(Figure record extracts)
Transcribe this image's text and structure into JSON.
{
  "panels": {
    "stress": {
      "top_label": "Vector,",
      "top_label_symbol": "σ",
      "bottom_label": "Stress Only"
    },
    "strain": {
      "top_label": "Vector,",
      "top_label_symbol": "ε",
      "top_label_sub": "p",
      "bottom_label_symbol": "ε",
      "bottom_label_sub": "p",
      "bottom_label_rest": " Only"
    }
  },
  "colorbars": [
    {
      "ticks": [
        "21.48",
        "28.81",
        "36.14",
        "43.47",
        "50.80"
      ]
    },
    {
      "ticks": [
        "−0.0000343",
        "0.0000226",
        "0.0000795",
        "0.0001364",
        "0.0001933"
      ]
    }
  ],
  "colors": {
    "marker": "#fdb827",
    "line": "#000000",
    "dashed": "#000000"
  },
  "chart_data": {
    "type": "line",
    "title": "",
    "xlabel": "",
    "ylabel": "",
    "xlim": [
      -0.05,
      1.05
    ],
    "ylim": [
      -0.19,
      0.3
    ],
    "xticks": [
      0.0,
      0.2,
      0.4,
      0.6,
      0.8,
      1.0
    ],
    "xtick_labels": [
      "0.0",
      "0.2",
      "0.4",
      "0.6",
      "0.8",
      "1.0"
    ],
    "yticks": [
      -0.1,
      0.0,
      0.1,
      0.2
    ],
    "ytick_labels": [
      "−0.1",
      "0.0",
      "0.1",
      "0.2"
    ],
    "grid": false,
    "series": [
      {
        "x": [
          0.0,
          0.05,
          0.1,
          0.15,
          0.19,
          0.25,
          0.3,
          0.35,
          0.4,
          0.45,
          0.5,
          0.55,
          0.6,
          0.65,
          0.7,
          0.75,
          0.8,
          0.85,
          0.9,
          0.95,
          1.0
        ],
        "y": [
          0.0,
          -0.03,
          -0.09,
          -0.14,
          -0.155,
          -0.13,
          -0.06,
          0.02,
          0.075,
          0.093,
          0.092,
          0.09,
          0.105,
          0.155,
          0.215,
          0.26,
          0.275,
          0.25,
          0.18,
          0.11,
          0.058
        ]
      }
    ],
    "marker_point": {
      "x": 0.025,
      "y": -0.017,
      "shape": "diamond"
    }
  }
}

* [REQUIREMENT] Copy out the whole listing exactly.

* [ANSWER TO THIS TASK]
Transcribe this image's text and structure into JSON.
{
  "panels": {
    "stress": {
      "top_label": "Vector,",
      "top_label_symbol": "σ",
      "bottom_label": "Stress Only"
    },
    "strain": {
      "top_label": "Vector,",
      "top_label_symbol": "ε",
      "top_label_sub": "p",
      "bottom_label_symbol": "ε",
      "bottom_label_sub": "p",
      "bottom_label_rest": " Only"
    }
  },
  "colorbars": [
    {
      "ticks": [
        "21.48",
        "28.81",
        "36.14",
        "43.47",
        "50.80"
      ]
    },
    {
      "ticks": [
        "−0.0000343",
        "0.0000226",
        "0.0000795",
        "0.0001364",
        "0.0001933"
      ]
    }
  ],
  "colors": {
    "marker": "#fdb827",
    "line": "#000000",
    "dashed": "#000000"
  },
  "chart_data": {
    "type": "line",
    "title": "",
    "xlabel": "",
    "ylabel": "",
    "xlim": [
      -0.05,
      1.05
    ],
    "ylim": [
      -0.19,
      0.3
    ],
    "xticks": [
      0.0,
      0.2,
      0.4,
      0.6,
      0.8,
      1.0
    ],
    "xtick_labels": [
      "0.0",
      "0.2",
      "0.4",
      "0.6",
      "0.8",
      "1.0"
    ],
    "yticks": [
      -0.1,
      0.0,
      0.1,
      0.2
    ],
    "ytick_labels": [
      "−0.1",
      "0.0",
      "0.1",
      "0.2"
    ],
    "grid": false,
    "series": [
      {
        "x": [
          0.0,
          0.05,
          0.1,
          0.15,
          0.19,
          0.25,
          0.3,
          0.35,
          0.4,
          0.45,
          0.5,
          0.55,
          0.6,
          0.65,
          0.7,
          0.75,
          0.8,
          0.85,
          0.9,
          0.95,
          1.0
        ],
        "y": [
          0.0,
          -0.03,
          -0.09,
          -0.14,
          -0.155,
          -0.13,
          -0.06,
          0.02,
          0.075,
          0.093,
          0.092,
          0.09,
          0.105,
          0.155,
          0.215,
          0.26,
          0.275,
          0.25,
          0.18,
          0.11,
          0.058
        ]
      }
    ],
    "marker_point": {
      "x": 0.025,
      "y": -0.017,
      "shape": "diamond"
    }
  }
}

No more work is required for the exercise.